ENTRIES SHOWN
— START —
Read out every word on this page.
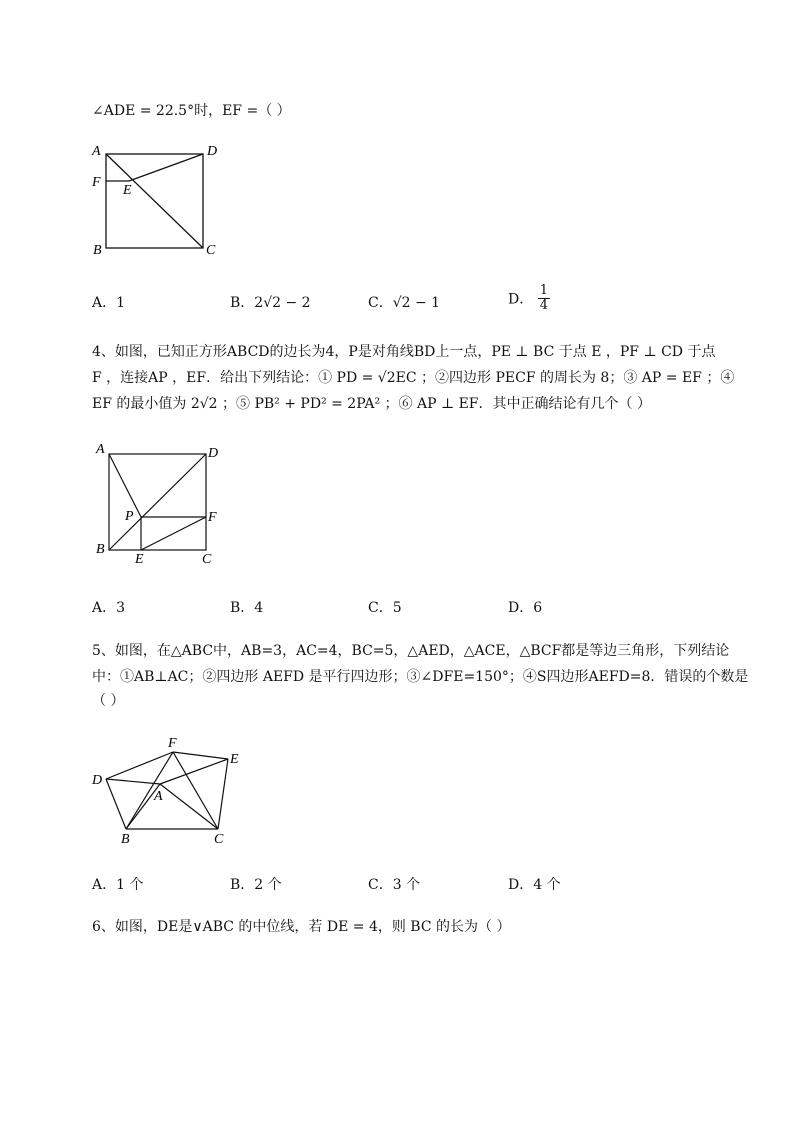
∠ADE = 22.5°时，EF =（ ）
A	D
F
E
B	C
A．1	B．2√2 − 2	C．√2 − 1	D． $\frac{1}{4}$
4、如图，已知正方形ABCD的边长为4，P是对角线BD上一点，PE ⊥ BC 于点 E ，PF ⊥ CD 于点
F ，连接AP ，EF．给出下列结论：① PD = √2EC ；②四边形 PECF 的周长为 8；③ AP = EF ；④
EF 的最小值为 2√2 ；⑤ PB² + PD² = 2PA² ；⑥ AP ⊥ EF．其中正确结论有几个（ ）
A	D
P	F
B
E	C
A．3	B．4	C．5	D．6
5、如图，在△ABC中，AB=3，AC=4，BC=5，△AED，△ACE，△BCF都是等边三角形，下列结论
中：①AB⊥AC；②四边形 AEFD 是平行四边形；③∠DFE=150°；④S四边形AEFD=8．错误的个数是
（ ）
F
E
D
A
B	C
A．1 个	B．2 个	C．3 个	D．4 个
6、如图，DE是∨ABC 的中位线，若 DE = 4，则 BC 的长为（ ）
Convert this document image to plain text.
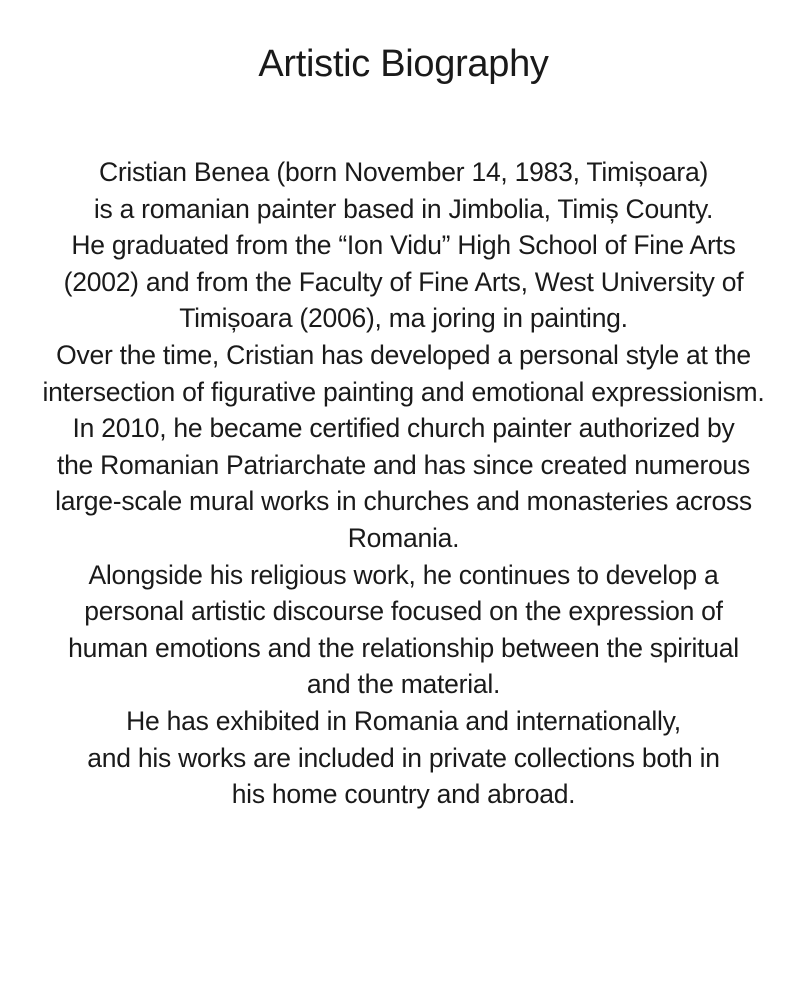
Artistic Biography
Cristian Benea (born November 14, 1983, Timișoara)
is a romanian painter based in Jimbolia, Timiș County.
He graduated from the “Ion Vidu” High School of Fine Arts
(2002) and from the Faculty of Fine Arts, West University of
Timișoara (2006), ma joring in painting.
Over the time, Cristian has developed a personal style at the
intersection of figurative painting and emotional expressionism.
In 2010, he became certified church painter authorized by
the Romanian Patriarchate and has since created numerous
large-scale mural works in churches and monasteries across
Romania.
Alongside his religious work, he continues to develop a
personal artistic discourse focused on the expression of
human emotions and the relationship between the spiritual
and the material.
He has exhibited in Romania and internationally,
and his works are included in private collections both in
his home country and abroad.
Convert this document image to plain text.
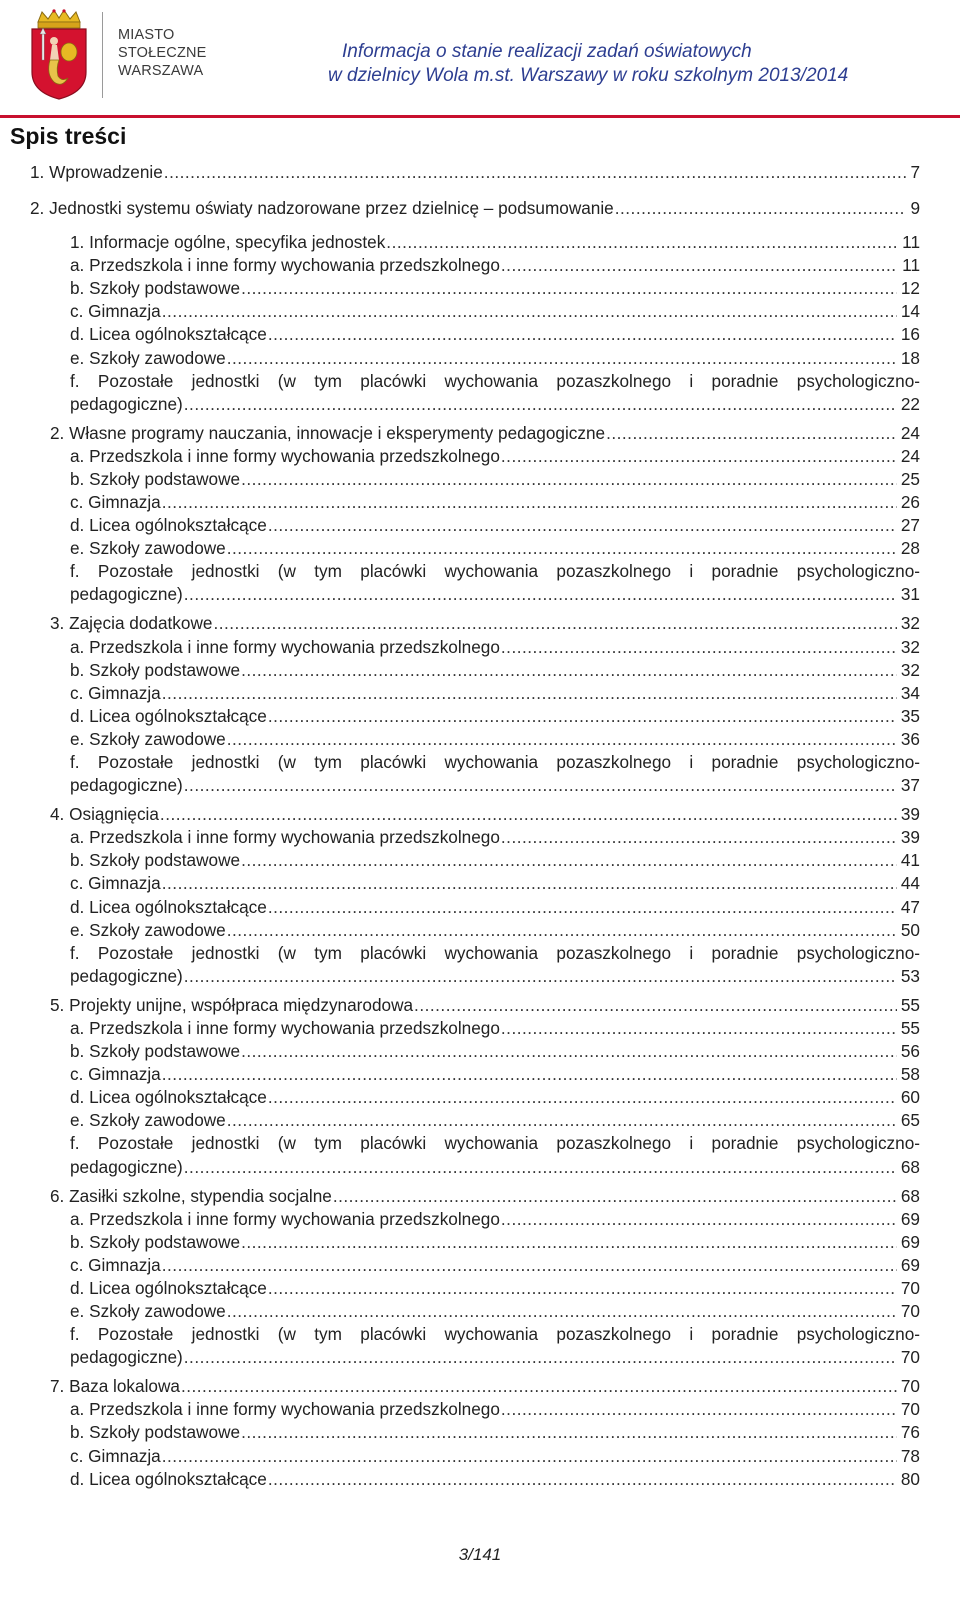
MIASTO
STOŁECZNE
WARSZAWA
Informacja o stanie realizacji zadań oświatowych
w dzielnicy Wola m.st. Warszawy w roku szkolnym 2013/2014
Spis treści
1. Wprowadzenie .....	7
2. Jednostki systemu oświaty nadzorowane przez dzielnicę – podsumowanie .....	9
1. Informacje ogólne, specyfika jednostek .....	11
a. Przedszkola i inne formy wychowania przedszkolnego .....	11
b. Szkoły podstawowe .....	12
c. Gimnazja .....	14
d. Licea ogólnokształcące .....	16
e. Szkoły zawodowe .....	18
f. Pozostałe jednostki (w tym placówki wychowania pozaszkolnego i poradnie psychologiczno-
pedagogiczne) .....	22
2. Własne programy nauczania, innowacje i eksperymenty pedagogiczne .....	24
a. Przedszkola i inne formy wychowania przedszkolnego .....	24
b. Szkoły podstawowe .....	25
c. Gimnazja .....	26
d. Licea ogólnokształcące .....	27
e. Szkoły zawodowe .....	28
f. Pozostałe jednostki (w tym placówki wychowania pozaszkolnego i poradnie psychologiczno-
pedagogiczne) .....	31
3. Zajęcia dodatkowe .....	32
a. Przedszkola i inne formy wychowania przedszkolnego .....	32
b. Szkoły podstawowe .....	32
c. Gimnazja .....	34
d. Licea ogólnokształcące .....	35
e. Szkoły zawodowe .....	36
f. Pozostałe jednostki (w tym placówki wychowania pozaszkolnego i poradnie psychologiczno-
pedagogiczne) .....	37
4. Osiągnięcia .....	39
a. Przedszkola i inne formy wychowania przedszkolnego .....	39
b. Szkoły podstawowe .....	41
c. Gimnazja .....	44
d. Licea ogólnokształcące .....	47
e. Szkoły zawodowe .....	50
f. Pozostałe jednostki (w tym placówki wychowania pozaszkolnego i poradnie psychologiczno-
pedagogiczne) .....	53
5. Projekty unijne, współpraca międzynarodowa .....	55
a. Przedszkola i inne formy wychowania przedszkolnego .....	55
b. Szkoły podstawowe .....	56
c. Gimnazja .....	58
d. Licea ogólnokształcące .....	60
e. Szkoły zawodowe .....	65
f. Pozostałe jednostki (w tym placówki wychowania pozaszkolnego i poradnie psychologiczno-
pedagogiczne) .....	68
6. Zasiłki szkolne, stypendia socjalne .....	68
a. Przedszkola i inne formy wychowania przedszkolnego .....	69
b. Szkoły podstawowe .....	69
c. Gimnazja .....	69
d. Licea ogólnokształcące .....	70
e. Szkoły zawodowe .....	70
f. Pozostałe jednostki (w tym placówki wychowania pozaszkolnego i poradnie psychologiczno-
pedagogiczne) .....	70
7. Baza lokalowa .....	70
a. Przedszkola i inne formy wychowania przedszkolnego .....	70
b. Szkoły podstawowe .....	76
c. Gimnazja .....	78
d. Licea ogólnokształcące .....	80
3/141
— END —
WHAT IS REQUIRED
From the entries above, list each line with "Przedszkola" in it.

RESPONSE TO THIS TASK
a. Przedszkola i inne formy wychowania przedszkolnego .....	11
a. Przedszkola i inne formy wychowania przedszkolnego .....	24
a. Przedszkola i inne formy wychowania przedszkolnego .....	32
a. Przedszkola i inne formy wychowania przedszkolnego .....	39
a. Przedszkola i inne formy wychowania przedszkolnego .....	55
a. Przedszkola i inne formy wychowania przedszkolnego .....	69
a. Przedszkola i inne formy wychowania przedszkolnego .....	70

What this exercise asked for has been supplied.